### Passage fourni
%%

Difficile de dire à quel point je suis triste. Ni fan, ni détracteur, pour moi il y avait ce sentiment d'éternité devant une carrière longue et une aura qui semblait toujours au-dessus de tout le reste. Mitchell, Dutronc, Sardou, Aznavour, Goldman, Farmer et tant d'autres semblaient toujours en retrait, pour une raison ou pour une autre et qu'il est compliqué de retrouver.
La voix, ce doit être la voix... Celle d'un merdeux crooner qui veut imiter les stars du rock'n'roll, ses favorites, au tout début à la fin des années 50, et qui ensuite gagne petit à petit des notes aiguës, des notes graves, de la hargne, de la puissance. Celle d'un enfant orphelin qui dira plus tard que la musique l'a sauvé de la prison.
Cela doit être aussi cette impression de gigantisme, en amplitude vocale comme en énergie sur scène et en organisation des spectacles, vouloir aller jusqu'au bout des choses et donner le maximum, dans chaque mot prononcé pendant une chanson comme dans une bagnole lancée sur la route, une plongée dans la cocaïne et les rapports avec les femmes, bref, les lieux communs habituels d'une icône du rock.
Du rock oui, quoiqu'on en dise. Rock'n'roll dès la fin des années 50 jusqu'en 1965, Rock soul, Rock psychédélique et Hard-rock à la fin des années 60 jusqu'au milieu des années 70, Folk-rock, Country-rock, Opéra-rock même, et ensuite, de plus en plus variété avec de nombreux éléments rétro, une période creuse durant la première moitié des années 80 pour revenir avec plus de force encore, grâce aux tubes écrits par Michel Berger puis Jean-Jacques Goldman... En bref, une carrière longue comme le bras, la jambe et plus qu'on ne peut en dire, qui aurait encore pu continuer longtemps...

%%

### Lignes fournies
%%

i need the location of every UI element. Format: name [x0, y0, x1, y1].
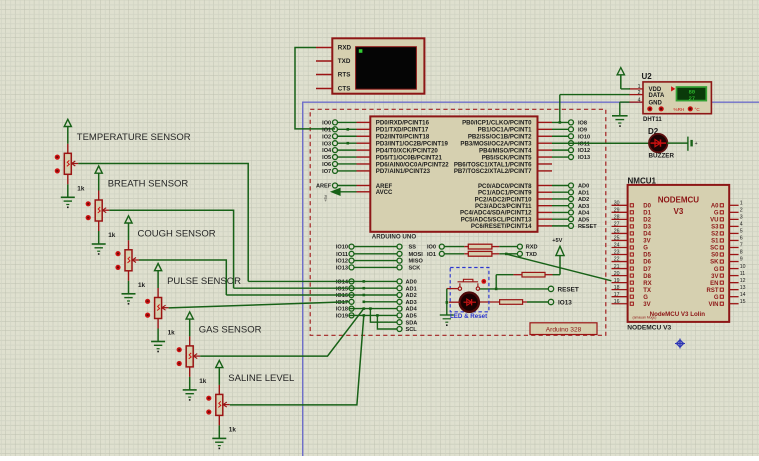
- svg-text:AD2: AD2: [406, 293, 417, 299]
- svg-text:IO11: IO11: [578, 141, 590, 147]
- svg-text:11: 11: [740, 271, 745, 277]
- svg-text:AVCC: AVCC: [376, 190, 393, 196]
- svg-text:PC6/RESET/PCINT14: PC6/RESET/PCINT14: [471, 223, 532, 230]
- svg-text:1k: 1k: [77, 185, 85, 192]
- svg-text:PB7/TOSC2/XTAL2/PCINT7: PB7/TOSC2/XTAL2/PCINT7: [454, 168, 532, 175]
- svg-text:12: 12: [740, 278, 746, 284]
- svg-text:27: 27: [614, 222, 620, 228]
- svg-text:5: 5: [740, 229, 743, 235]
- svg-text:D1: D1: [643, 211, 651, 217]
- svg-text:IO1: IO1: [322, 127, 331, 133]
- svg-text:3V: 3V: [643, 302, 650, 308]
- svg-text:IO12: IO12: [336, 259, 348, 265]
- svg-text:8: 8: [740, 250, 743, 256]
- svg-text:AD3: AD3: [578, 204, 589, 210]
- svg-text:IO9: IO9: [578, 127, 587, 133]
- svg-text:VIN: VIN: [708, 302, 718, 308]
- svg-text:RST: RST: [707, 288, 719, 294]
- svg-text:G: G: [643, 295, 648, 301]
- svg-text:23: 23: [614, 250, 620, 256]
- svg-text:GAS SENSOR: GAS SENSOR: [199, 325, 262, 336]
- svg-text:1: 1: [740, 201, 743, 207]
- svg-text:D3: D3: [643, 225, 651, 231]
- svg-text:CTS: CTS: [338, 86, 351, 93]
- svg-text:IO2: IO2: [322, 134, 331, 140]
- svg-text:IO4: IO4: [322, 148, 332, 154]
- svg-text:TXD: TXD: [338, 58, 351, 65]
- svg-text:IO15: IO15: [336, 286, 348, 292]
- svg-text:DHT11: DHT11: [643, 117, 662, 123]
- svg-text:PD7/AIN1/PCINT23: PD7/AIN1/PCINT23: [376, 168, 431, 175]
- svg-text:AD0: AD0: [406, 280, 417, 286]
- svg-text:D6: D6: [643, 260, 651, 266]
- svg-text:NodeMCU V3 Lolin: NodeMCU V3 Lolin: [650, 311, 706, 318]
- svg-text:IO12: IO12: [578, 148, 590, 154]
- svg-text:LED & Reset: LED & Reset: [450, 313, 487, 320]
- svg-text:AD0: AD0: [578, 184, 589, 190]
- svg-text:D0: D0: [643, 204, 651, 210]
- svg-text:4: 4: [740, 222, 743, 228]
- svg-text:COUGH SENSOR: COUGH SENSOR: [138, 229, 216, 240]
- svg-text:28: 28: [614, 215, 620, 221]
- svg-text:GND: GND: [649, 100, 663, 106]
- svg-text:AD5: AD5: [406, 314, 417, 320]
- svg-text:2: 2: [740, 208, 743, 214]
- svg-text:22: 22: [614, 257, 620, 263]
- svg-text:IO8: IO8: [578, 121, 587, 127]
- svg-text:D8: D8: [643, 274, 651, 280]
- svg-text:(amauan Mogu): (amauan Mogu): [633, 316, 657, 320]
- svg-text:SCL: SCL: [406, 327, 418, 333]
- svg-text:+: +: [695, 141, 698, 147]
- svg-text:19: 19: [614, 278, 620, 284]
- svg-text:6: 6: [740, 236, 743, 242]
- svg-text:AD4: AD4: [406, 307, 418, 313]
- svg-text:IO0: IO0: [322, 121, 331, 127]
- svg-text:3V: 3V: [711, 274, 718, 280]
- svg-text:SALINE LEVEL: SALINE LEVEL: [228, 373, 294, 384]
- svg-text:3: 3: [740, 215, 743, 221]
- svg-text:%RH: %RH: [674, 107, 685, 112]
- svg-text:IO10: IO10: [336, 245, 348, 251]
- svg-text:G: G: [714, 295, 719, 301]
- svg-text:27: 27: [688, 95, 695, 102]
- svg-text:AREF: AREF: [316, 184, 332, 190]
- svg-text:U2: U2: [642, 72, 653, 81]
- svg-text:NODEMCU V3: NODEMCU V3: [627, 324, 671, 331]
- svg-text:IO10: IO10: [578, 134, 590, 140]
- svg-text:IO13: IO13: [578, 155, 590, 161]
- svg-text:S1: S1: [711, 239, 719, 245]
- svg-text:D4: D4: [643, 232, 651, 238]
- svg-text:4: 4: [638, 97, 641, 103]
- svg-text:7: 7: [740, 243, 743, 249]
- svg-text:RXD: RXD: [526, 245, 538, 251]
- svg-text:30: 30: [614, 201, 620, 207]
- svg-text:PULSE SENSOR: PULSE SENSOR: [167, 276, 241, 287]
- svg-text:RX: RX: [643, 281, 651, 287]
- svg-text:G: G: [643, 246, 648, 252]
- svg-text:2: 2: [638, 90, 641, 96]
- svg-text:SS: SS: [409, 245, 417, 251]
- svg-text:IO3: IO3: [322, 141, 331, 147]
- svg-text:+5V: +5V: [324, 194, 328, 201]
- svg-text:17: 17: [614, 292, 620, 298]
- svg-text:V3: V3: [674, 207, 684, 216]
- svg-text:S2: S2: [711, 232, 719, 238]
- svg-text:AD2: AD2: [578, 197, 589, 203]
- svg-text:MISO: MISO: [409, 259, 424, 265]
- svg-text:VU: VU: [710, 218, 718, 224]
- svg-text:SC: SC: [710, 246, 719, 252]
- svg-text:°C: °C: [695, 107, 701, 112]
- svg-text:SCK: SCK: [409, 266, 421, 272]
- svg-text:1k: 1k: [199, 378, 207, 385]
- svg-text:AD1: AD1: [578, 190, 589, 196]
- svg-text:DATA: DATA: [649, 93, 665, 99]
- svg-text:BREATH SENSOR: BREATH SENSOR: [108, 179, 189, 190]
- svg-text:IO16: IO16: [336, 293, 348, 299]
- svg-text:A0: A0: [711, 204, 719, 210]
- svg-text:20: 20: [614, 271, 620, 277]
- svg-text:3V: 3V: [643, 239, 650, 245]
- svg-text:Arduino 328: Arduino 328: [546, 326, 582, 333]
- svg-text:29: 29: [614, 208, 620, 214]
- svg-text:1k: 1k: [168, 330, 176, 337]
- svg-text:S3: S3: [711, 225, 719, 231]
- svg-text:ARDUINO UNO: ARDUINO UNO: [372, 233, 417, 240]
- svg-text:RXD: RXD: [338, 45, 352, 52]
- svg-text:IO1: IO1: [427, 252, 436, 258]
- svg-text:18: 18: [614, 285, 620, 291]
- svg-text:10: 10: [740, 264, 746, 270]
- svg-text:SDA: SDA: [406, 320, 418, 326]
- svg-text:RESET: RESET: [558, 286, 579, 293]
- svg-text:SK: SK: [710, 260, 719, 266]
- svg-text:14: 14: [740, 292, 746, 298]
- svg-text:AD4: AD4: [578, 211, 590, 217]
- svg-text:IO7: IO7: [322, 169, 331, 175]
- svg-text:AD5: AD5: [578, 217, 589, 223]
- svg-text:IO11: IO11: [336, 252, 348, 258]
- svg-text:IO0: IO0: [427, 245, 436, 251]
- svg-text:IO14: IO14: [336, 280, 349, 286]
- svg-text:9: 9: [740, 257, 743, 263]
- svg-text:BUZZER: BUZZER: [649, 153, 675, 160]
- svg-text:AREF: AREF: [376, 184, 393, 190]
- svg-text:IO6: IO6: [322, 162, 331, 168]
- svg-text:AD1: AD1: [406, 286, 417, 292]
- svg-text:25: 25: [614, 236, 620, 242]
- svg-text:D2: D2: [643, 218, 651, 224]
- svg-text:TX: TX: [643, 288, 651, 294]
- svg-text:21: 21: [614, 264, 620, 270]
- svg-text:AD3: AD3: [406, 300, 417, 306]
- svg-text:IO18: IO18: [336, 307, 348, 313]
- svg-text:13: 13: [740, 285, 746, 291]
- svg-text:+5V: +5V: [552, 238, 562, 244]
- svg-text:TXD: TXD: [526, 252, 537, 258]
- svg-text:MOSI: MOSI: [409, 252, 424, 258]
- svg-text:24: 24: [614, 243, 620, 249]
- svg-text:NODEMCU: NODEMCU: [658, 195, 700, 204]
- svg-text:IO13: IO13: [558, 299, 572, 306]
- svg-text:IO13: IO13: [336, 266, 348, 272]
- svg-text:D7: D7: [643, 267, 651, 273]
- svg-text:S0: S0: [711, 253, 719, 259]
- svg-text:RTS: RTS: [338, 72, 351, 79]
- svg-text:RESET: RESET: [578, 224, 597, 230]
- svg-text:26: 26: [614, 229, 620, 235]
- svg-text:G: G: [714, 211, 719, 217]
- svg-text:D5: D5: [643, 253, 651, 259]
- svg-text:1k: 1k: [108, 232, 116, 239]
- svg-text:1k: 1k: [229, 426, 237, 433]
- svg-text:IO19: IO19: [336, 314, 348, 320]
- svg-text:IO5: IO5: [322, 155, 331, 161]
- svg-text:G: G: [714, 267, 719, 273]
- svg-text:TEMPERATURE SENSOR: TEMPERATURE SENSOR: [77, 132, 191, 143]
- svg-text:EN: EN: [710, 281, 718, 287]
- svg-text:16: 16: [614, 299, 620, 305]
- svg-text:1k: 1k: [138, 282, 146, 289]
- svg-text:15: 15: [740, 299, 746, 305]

%%
%%

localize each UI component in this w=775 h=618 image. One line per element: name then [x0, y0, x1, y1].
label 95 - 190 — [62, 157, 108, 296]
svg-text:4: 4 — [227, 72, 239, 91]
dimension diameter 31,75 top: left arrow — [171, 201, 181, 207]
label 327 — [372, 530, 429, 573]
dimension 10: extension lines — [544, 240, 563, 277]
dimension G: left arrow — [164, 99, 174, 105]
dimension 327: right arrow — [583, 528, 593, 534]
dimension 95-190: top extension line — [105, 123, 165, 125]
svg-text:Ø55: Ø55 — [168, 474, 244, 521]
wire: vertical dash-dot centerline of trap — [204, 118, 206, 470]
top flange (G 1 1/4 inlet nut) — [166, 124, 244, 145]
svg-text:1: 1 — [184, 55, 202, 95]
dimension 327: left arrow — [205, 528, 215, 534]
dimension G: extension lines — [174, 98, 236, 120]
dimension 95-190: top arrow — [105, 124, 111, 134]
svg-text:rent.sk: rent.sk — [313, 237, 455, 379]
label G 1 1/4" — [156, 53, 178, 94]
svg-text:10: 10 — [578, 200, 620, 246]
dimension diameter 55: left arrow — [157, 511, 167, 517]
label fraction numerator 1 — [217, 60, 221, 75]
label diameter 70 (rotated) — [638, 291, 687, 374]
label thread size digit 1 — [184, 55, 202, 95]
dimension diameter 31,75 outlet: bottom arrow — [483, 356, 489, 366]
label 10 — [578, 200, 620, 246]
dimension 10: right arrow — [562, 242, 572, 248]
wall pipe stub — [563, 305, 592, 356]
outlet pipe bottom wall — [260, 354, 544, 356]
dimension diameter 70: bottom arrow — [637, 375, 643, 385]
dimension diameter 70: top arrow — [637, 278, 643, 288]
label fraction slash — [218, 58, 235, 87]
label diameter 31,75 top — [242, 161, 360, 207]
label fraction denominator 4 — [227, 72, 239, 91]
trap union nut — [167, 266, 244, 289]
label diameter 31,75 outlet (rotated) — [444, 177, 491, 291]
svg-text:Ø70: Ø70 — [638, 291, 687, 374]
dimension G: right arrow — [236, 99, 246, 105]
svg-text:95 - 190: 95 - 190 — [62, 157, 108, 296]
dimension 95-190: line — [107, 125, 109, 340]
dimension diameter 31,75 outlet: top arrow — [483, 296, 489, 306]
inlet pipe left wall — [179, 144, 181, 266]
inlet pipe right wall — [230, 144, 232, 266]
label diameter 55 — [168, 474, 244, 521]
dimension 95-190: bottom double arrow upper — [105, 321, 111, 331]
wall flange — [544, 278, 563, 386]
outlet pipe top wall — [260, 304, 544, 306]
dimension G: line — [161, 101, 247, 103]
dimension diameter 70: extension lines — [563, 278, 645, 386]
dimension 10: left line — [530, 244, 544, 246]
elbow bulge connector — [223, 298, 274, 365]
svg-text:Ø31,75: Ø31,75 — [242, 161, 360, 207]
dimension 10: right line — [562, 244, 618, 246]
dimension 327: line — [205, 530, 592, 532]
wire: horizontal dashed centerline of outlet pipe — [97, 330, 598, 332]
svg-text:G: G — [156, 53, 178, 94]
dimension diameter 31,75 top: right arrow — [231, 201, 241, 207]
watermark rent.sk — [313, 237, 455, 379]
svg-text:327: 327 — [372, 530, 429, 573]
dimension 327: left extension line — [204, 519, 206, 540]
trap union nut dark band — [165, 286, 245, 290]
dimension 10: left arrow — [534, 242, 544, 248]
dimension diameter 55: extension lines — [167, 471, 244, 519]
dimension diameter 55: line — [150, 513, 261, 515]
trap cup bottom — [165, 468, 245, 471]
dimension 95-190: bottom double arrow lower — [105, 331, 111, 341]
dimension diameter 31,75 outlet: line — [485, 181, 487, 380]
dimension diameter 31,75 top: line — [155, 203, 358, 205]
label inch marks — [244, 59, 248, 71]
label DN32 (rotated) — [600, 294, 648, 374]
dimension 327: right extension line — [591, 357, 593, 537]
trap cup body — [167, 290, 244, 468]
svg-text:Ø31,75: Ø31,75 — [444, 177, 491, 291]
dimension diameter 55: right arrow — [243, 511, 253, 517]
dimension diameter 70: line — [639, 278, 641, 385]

%%

### Objectifs
(1) Dans le passage fourni, grâce aux tubes de quels auteurs la carrière revient-elle avec plus de force après la période creuse des années 80 ?
(2) Recopiez fidèlement le passage fourni en commençant à « Du rock oui, quoiqu'on » et en terminant à « pu continuer longtemps... ».
Les lignes n'ont aucun rapport avec le passage fourni.

### Corrigé
(1) Grâce aux tubes écrits par Michel Berger puis Jean-Jacques Goldman.

(2)
Du rock oui, quoiqu'on en dise. Rock'n'roll dès la fin des années 50 jusqu'en 1965, Rock soul, Rock psychédélique et Hard-rock à la fin des années 60 jusqu'au milieu des années 70, Folk-rock, Country-rock, Opéra-rock même, et ensuite, de plus en plus variété avec de nombreux éléments rétro, une période creuse durant la première moitié des années 80 pour revenir avec plus de force encore, grâce aux tubes écrits par Michel Berger puis Jean-Jacques Goldman... En bref, une carrière longue comme le bras, la jambe et plus qu'on ne peut en dire, qui aurait encore pu continuer longtemps...